* START RECORD SET *
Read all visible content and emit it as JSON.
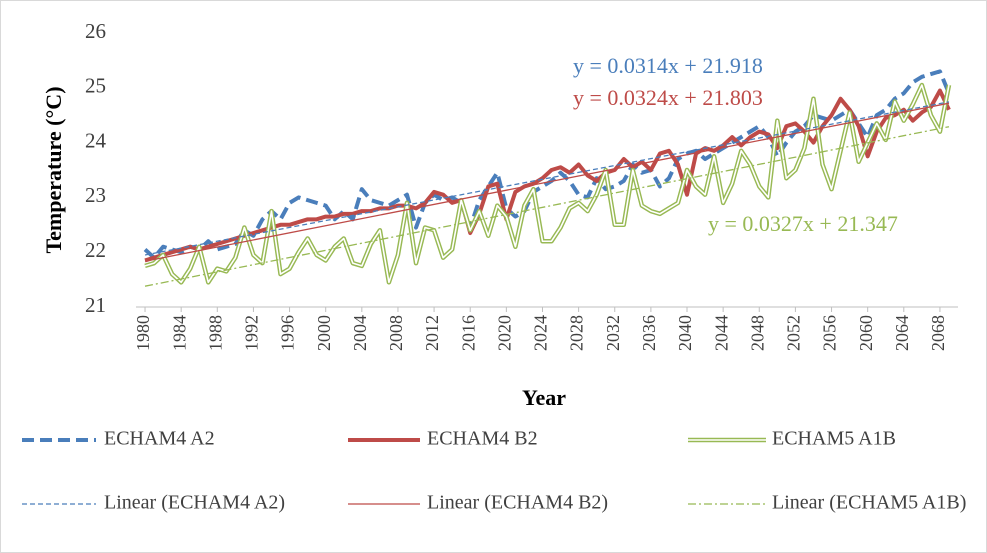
{
  "chart_data": {
    "type": "line",
    "y_label": "Temperature (°C)",
    "x_label": "Year",
    "x": [
      1980,
      1981,
      1982,
      1983,
      1984,
      1985,
      1986,
      1987,
      1988,
      1989,
      1990,
      1991,
      1992,
      1993,
      1994,
      1995,
      1996,
      1997,
      1998,
      1999,
      2000,
      2001,
      2002,
      2003,
      2004,
      2005,
      2006,
      2007,
      2008,
      2009,
      2010,
      2011,
      2012,
      2013,
      2014,
      2015,
      2016,
      2017,
      2018,
      2019,
      2020,
      2021,
      2022,
      2023,
      2024,
      2025,
      2026,
      2027,
      2028,
      2029,
      2030,
      2031,
      2032,
      2033,
      2034,
      2035,
      2036,
      2037,
      2038,
      2039,
      2040,
      2041,
      2042,
      2043,
      2044,
      2045,
      2046,
      2047,
      2048,
      2049,
      2050,
      2051,
      2052,
      2053,
      2054,
      2055,
      2056,
      2057,
      2058,
      2059,
      2060,
      2061,
      2062,
      2063,
      2064,
      2065,
      2066,
      2067,
      2068,
      2069
    ],
    "xlim": [
      1979,
      2070
    ],
    "xticks": [
      1980,
      1984,
      1988,
      1992,
      1996,
      2000,
      2004,
      2008,
      2012,
      2016,
      2020,
      2024,
      2028,
      2032,
      2036,
      2040,
      2044,
      2048,
      2052,
      2056,
      2060,
      2064,
      2068
    ],
    "ylim": [
      21,
      26
    ],
    "yticks": [
      21,
      22,
      23,
      24,
      25,
      26
    ],
    "grid": false,
    "series": [
      {
        "name": "ECHAM4 A2",
        "color": "#4a7ebb",
        "style": "dashed",
        "values": [
          22.05,
          21.9,
          22.1,
          22.05,
          22.0,
          22.1,
          22.05,
          22.2,
          22.05,
          22.1,
          22.15,
          22.4,
          22.3,
          22.6,
          22.75,
          22.6,
          22.9,
          23.0,
          22.95,
          22.9,
          22.85,
          22.6,
          22.75,
          22.6,
          23.15,
          22.95,
          22.9,
          22.85,
          22.95,
          23.05,
          22.45,
          22.9,
          23.05,
          22.95,
          23.0,
          22.9,
          22.45,
          22.95,
          23.2,
          23.45,
          22.8,
          22.65,
          22.75,
          23.1,
          23.2,
          23.3,
          23.45,
          23.3,
          23.05,
          23.0,
          23.35,
          23.15,
          23.2,
          23.3,
          23.6,
          23.45,
          23.5,
          23.2,
          23.35,
          23.7,
          23.8,
          23.85,
          23.7,
          23.8,
          23.9,
          24.0,
          24.1,
          24.2,
          24.3,
          24.1,
          23.75,
          24.0,
          24.2,
          24.3,
          24.5,
          24.45,
          24.4,
          24.5,
          24.6,
          24.35,
          24.1,
          24.5,
          24.6,
          24.8,
          24.9,
          25.1,
          25.2,
          25.25,
          25.3,
          24.9
        ]
      },
      {
        "name": "ECHAM4 B2",
        "color": "#be4b48",
        "style": "solid",
        "values": [
          21.85,
          21.9,
          21.95,
          22.0,
          22.05,
          22.1,
          22.05,
          22.1,
          22.15,
          22.2,
          22.25,
          22.3,
          22.35,
          22.4,
          22.45,
          22.5,
          22.5,
          22.55,
          22.6,
          22.6,
          22.65,
          22.65,
          22.7,
          22.7,
          22.75,
          22.75,
          22.8,
          22.8,
          22.85,
          22.85,
          22.8,
          22.9,
          23.1,
          23.05,
          22.9,
          22.95,
          22.35,
          22.7,
          23.2,
          23.25,
          22.6,
          23.1,
          23.2,
          23.25,
          23.35,
          23.5,
          23.55,
          23.45,
          23.6,
          23.4,
          23.3,
          23.45,
          23.5,
          23.7,
          23.55,
          23.65,
          23.5,
          23.8,
          23.85,
          23.6,
          23.05,
          23.8,
          23.9,
          23.85,
          23.95,
          24.1,
          23.95,
          24.1,
          24.2,
          24.15,
          23.9,
          24.3,
          24.35,
          24.2,
          24.0,
          24.3,
          24.5,
          24.8,
          24.6,
          24.3,
          23.75,
          24.2,
          24.45,
          24.5,
          24.6,
          24.4,
          24.55,
          24.65,
          24.95,
          24.6
        ]
      },
      {
        "name": "ECHAM5 A1B",
        "color": "#98b954",
        "style": "double",
        "values": [
          21.75,
          21.8,
          21.95,
          21.6,
          21.45,
          21.7,
          22.1,
          21.45,
          21.7,
          21.65,
          21.9,
          22.45,
          21.95,
          21.8,
          22.75,
          21.6,
          21.7,
          22.0,
          22.25,
          21.95,
          21.85,
          22.1,
          22.25,
          21.8,
          21.75,
          22.15,
          22.4,
          21.45,
          21.95,
          22.9,
          21.8,
          22.45,
          22.4,
          21.9,
          22.05,
          22.95,
          22.4,
          22.75,
          22.3,
          22.85,
          22.65,
          22.1,
          22.85,
          23.15,
          22.2,
          22.2,
          22.45,
          22.8,
          22.9,
          22.75,
          23.05,
          23.5,
          22.5,
          22.5,
          23.5,
          22.85,
          22.75,
          22.7,
          22.8,
          22.9,
          23.5,
          23.2,
          23.05,
          23.75,
          22.9,
          23.25,
          23.85,
          23.6,
          23.2,
          23.0,
          24.4,
          23.35,
          23.5,
          23.9,
          24.8,
          23.6,
          23.15,
          23.85,
          24.55,
          23.65,
          24.0,
          24.35,
          24.05,
          24.75,
          24.4,
          24.7,
          25.05,
          24.5,
          24.2,
          25.05
        ]
      }
    ],
    "trendlines": [
      {
        "name": "Linear (ECHAM4 A2)",
        "color": "#4a7ebb",
        "style": "dashed",
        "slope": 0.0314,
        "intercept": 21.918,
        "equation": "y = 0.0314x + 21.918"
      },
      {
        "name": "Linear (ECHAM4 B2)",
        "color": "#be4b48",
        "style": "solid",
        "slope": 0.0324,
        "intercept": 21.803,
        "equation": "y = 0.0324x + 21.803"
      },
      {
        "name": "Linear (ECHAM5 A1B)",
        "color": "#98b954",
        "style": "dashdot",
        "slope": 0.0327,
        "intercept": 21.347,
        "equation": "y = 0.0327x + 21.347"
      }
    ]
  }
}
* END RECORD SET *
### EXERCISE AIM:
Leave the pictures out, and print every line of the listing exactly as written.

### SOLUTION FOR THIS TASK:
Read all visible content and emit it as JSON.
{
  "chart_data": {
    "type": "line",
    "y_label": "Temperature (°C)",
    "x_label": "Year",
    "x": [
      1980,
      1981,
      1982,
      1983,
      1984,
      1985,
      1986,
      1987,
      1988,
      1989,
      1990,
      1991,
      1992,
      1993,
      1994,
      1995,
      1996,
      1997,
      1998,
      1999,
      2000,
      2001,
      2002,
      2003,
      2004,
      2005,
      2006,
      2007,
      2008,
      2009,
      2010,
      2011,
      2012,
      2013,
      2014,
      2015,
      2016,
      2017,
      2018,
      2019,
      2020,
      2021,
      2022,
      2023,
      2024,
      2025,
      2026,
      2027,
      2028,
      2029,
      2030,
      2031,
      2032,
      2033,
      2034,
      2035,
      2036,
      2037,
      2038,
      2039,
      2040,
      2041,
      2042,
      2043,
      2044,
      2045,
      2046,
      2047,
      2048,
      2049,
      2050,
      2051,
      2052,
      2053,
      2054,
      2055,
      2056,
      2057,
      2058,
      2059,
      2060,
      2061,
      2062,
      2063,
      2064,
      2065,
      2066,
      2067,
      2068,
      2069
    ],
    "xlim": [
      1979,
      2070
    ],
    "xticks": [
      1980,
      1984,
      1988,
      1992,
      1996,
      2000,
      2004,
      2008,
      2012,
      2016,
      2020,
      2024,
      2028,
      2032,
      2036,
      2040,
      2044,
      2048,
      2052,
      2056,
      2060,
      2064,
      2068
    ],
    "ylim": [
      21,
      26
    ],
    "yticks": [
      21,
      22,
      23,
      24,
      25,
      26
    ],
    "grid": false,
    "series": [
      {
        "name": "ECHAM4 A2",
        "color": "#4a7ebb",
        "style": "dashed",
        "values": [
          22.05,
          21.9,
          22.1,
          22.05,
          22.0,
          22.1,
          22.05,
          22.2,
          22.05,
          22.1,
          22.15,
          22.4,
          22.3,
          22.6,
          22.75,
          22.6,
          22.9,
          23.0,
          22.95,
          22.9,
          22.85,
          22.6,
          22.75,
          22.6,
          23.15,
          22.95,
          22.9,
          22.85,
          22.95,
          23.05,
          22.45,
          22.9,
          23.05,
          22.95,
          23.0,
          22.9,
          22.45,
          22.95,
          23.2,
          23.45,
          22.8,
          22.65,
          22.75,
          23.1,
          23.2,
          23.3,
          23.45,
          23.3,
          23.05,
          23.0,
          23.35,
          23.15,
          23.2,
          23.3,
          23.6,
          23.45,
          23.5,
          23.2,
          23.35,
          23.7,
          23.8,
          23.85,
          23.7,
          23.8,
          23.9,
          24.0,
          24.1,
          24.2,
          24.3,
          24.1,
          23.75,
          24.0,
          24.2,
          24.3,
          24.5,
          24.45,
          24.4,
          24.5,
          24.6,
          24.35,
          24.1,
          24.5,
          24.6,
          24.8,
          24.9,
          25.1,
          25.2,
          25.25,
          25.3,
          24.9
        ]
      },
      {
        "name": "ECHAM4 B2",
        "color": "#be4b48",
        "style": "solid",
        "values": [
          21.85,
          21.9,
          21.95,
          22.0,
          22.05,
          22.1,
          22.05,
          22.1,
          22.15,
          22.2,
          22.25,
          22.3,
          22.35,
          22.4,
          22.45,
          22.5,
          22.5,
          22.55,
          22.6,
          22.6,
          22.65,
          22.65,
          22.7,
          22.7,
          22.75,
          22.75,
          22.8,
          22.8,
          22.85,
          22.85,
          22.8,
          22.9,
          23.1,
          23.05,
          22.9,
          22.95,
          22.35,
          22.7,
          23.2,
          23.25,
          22.6,
          23.1,
          23.2,
          23.25,
          23.35,
          23.5,
          23.55,
          23.45,
          23.6,
          23.4,
          23.3,
          23.45,
          23.5,
          23.7,
          23.55,
          23.65,
          23.5,
          23.8,
          23.85,
          23.6,
          23.05,
          23.8,
          23.9,
          23.85,
          23.95,
          24.1,
          23.95,
          24.1,
          24.2,
          24.15,
          23.9,
          24.3,
          24.35,
          24.2,
          24.0,
          24.3,
          24.5,
          24.8,
          24.6,
          24.3,
          23.75,
          24.2,
          24.45,
          24.5,
          24.6,
          24.4,
          24.55,
          24.65,
          24.95,
          24.6
        ]
      },
      {
        "name": "ECHAM5 A1B",
        "color": "#98b954",
        "style": "double",
        "values": [
          21.75,
          21.8,
          21.95,
          21.6,
          21.45,
          21.7,
          22.1,
          21.45,
          21.7,
          21.65,
          21.9,
          22.45,
          21.95,
          21.8,
          22.75,
          21.6,
          21.7,
          22.0,
          22.25,
          21.95,
          21.85,
          22.1,
          22.25,
          21.8,
          21.75,
          22.15,
          22.4,
          21.45,
          21.95,
          22.9,
          21.8,
          22.45,
          22.4,
          21.9,
          22.05,
          22.95,
          22.4,
          22.75,
          22.3,
          22.85,
          22.65,
          22.1,
          22.85,
          23.15,
          22.2,
          22.2,
          22.45,
          22.8,
          22.9,
          22.75,
          23.05,
          23.5,
          22.5,
          22.5,
          23.5,
          22.85,
          22.75,
          22.7,
          22.8,
          22.9,
          23.5,
          23.2,
          23.05,
          23.75,
          22.9,
          23.25,
          23.85,
          23.6,
          23.2,
          23.0,
          24.4,
          23.35,
          23.5,
          23.9,
          24.8,
          23.6,
          23.15,
          23.85,
          24.55,
          23.65,
          24.0,
          24.35,
          24.05,
          24.75,
          24.4,
          24.7,
          25.05,
          24.5,
          24.2,
          25.05
        ]
      }
    ],
    "trendlines": [
      {
        "name": "Linear (ECHAM4 A2)",
        "color": "#4a7ebb",
        "style": "dashed",
        "slope": 0.0314,
        "intercept": 21.918,
        "equation": "y = 0.0314x + 21.918"
      },
      {
        "name": "Linear (ECHAM4 B2)",
        "color": "#be4b48",
        "style": "solid",
        "slope": 0.0324,
        "intercept": 21.803,
        "equation": "y = 0.0324x + 21.803"
      },
      {
        "name": "Linear (ECHAM5 A1B)",
        "color": "#98b954",
        "style": "dashdot",
        "slope": 0.0327,
        "intercept": 21.347,
        "equation": "y = 0.0327x + 21.347"
      }
    ]
  }
}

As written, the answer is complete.